Set exercise: Spot each line that carries the word "time"; copy those lines.

Provided data:
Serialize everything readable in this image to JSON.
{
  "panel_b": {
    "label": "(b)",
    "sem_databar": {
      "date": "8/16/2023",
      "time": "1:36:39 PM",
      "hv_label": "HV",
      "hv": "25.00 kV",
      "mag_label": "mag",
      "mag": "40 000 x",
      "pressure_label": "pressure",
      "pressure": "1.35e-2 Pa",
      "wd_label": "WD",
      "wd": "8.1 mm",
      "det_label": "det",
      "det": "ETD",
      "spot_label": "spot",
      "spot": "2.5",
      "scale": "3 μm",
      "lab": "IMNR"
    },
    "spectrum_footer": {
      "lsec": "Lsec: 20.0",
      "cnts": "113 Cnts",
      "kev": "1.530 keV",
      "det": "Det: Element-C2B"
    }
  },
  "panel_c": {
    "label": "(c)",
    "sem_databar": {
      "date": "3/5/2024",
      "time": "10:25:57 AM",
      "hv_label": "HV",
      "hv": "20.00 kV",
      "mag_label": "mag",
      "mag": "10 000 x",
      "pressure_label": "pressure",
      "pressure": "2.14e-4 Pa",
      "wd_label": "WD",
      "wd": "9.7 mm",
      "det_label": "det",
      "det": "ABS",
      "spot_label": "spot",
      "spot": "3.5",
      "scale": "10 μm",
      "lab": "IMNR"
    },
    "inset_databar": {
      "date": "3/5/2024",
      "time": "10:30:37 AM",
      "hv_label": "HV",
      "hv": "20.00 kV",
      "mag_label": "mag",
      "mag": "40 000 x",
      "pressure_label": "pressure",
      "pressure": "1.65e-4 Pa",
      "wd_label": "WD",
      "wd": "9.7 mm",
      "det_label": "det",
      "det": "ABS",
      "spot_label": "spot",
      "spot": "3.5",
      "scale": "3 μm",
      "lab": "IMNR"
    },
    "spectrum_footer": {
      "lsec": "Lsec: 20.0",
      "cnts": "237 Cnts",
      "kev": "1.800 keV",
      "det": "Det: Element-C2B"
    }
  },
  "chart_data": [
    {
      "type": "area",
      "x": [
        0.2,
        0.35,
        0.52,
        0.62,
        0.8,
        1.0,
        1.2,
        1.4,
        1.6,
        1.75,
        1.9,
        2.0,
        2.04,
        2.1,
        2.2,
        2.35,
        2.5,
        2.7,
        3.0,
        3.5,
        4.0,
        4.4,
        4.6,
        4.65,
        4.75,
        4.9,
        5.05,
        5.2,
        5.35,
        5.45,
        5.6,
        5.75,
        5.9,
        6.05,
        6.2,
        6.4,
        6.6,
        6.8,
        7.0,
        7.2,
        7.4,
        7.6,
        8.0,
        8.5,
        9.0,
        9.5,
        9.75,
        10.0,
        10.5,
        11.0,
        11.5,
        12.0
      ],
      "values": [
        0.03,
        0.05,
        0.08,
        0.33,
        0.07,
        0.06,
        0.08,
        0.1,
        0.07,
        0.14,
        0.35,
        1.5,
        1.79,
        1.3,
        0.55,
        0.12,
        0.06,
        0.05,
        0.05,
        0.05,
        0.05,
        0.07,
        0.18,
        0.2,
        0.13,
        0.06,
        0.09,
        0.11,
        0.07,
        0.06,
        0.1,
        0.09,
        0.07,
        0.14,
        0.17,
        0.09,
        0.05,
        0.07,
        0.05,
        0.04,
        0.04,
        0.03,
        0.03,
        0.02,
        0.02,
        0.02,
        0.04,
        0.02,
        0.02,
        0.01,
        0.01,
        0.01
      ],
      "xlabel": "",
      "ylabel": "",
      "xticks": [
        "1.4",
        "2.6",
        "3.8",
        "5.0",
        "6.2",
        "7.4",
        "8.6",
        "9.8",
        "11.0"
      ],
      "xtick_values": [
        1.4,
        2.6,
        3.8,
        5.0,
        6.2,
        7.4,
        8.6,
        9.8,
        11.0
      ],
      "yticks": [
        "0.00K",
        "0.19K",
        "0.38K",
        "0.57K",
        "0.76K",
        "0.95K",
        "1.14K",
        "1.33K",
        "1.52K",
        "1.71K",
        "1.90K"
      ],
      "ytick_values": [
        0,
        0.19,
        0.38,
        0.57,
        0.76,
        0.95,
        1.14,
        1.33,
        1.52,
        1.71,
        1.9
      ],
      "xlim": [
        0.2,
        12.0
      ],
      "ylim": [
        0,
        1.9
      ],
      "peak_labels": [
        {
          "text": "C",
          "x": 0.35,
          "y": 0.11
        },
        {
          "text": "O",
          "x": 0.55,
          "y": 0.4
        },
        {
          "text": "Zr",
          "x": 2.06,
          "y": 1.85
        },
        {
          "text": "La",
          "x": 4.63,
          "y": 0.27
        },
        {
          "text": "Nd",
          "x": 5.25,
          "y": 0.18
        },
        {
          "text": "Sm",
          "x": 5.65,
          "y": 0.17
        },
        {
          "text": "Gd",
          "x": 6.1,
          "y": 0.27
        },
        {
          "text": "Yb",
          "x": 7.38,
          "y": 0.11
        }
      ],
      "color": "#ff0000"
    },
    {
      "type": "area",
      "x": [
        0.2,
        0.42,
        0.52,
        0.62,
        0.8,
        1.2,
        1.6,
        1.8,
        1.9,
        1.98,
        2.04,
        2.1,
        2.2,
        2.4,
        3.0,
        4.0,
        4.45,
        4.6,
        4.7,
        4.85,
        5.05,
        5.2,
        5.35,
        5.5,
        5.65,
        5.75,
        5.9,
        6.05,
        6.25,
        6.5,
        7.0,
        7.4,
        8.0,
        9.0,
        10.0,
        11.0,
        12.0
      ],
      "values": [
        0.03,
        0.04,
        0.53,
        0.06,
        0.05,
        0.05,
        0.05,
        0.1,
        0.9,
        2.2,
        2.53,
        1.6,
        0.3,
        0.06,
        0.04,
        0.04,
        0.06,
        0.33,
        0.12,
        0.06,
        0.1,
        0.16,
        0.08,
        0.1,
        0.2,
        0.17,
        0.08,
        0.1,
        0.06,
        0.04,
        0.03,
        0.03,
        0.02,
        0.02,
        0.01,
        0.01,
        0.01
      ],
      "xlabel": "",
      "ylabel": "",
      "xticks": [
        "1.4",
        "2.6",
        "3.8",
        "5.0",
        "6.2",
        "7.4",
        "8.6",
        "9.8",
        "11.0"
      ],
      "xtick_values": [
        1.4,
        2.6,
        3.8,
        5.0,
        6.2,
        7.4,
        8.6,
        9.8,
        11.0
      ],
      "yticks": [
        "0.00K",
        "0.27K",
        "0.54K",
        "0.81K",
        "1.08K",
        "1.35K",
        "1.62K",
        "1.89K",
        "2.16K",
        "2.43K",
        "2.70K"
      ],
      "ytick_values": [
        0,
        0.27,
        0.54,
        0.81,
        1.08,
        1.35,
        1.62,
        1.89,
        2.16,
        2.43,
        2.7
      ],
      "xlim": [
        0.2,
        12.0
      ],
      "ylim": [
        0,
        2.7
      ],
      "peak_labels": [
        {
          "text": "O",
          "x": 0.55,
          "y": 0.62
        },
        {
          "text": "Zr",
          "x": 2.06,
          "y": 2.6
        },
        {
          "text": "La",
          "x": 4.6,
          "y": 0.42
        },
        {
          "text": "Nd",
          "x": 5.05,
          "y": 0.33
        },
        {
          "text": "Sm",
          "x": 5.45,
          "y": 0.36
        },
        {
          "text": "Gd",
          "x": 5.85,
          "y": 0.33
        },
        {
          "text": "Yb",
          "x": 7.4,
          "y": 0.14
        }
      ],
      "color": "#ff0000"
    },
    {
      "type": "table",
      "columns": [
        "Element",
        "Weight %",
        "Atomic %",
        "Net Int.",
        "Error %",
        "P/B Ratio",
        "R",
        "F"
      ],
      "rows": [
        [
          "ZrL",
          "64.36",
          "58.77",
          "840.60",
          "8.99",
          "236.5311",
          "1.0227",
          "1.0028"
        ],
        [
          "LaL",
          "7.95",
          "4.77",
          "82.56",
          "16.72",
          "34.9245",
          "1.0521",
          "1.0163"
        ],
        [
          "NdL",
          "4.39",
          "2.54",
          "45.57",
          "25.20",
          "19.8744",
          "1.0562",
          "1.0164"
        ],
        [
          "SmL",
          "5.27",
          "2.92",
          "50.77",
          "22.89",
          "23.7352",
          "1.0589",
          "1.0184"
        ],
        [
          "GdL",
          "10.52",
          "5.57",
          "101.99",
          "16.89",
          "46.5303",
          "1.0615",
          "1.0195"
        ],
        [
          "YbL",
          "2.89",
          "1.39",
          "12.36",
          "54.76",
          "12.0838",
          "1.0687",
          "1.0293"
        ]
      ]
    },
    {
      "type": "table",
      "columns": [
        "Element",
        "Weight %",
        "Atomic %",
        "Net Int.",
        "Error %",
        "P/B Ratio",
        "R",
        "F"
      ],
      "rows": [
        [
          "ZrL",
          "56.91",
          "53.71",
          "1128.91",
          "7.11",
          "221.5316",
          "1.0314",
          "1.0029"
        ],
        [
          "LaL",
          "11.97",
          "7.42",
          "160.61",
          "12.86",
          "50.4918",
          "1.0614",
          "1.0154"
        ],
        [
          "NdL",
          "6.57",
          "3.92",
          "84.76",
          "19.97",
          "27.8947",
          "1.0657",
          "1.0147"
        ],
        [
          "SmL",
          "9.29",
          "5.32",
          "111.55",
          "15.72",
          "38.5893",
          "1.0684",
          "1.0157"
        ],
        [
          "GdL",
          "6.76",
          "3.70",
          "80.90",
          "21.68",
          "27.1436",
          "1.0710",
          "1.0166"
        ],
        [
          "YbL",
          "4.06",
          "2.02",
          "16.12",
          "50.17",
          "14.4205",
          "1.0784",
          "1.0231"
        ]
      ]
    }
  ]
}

Solution to this problem:
      "time": "1:36:39 PM",
      "time": "10:25:57 AM",
      "time": "10:30:37 AM",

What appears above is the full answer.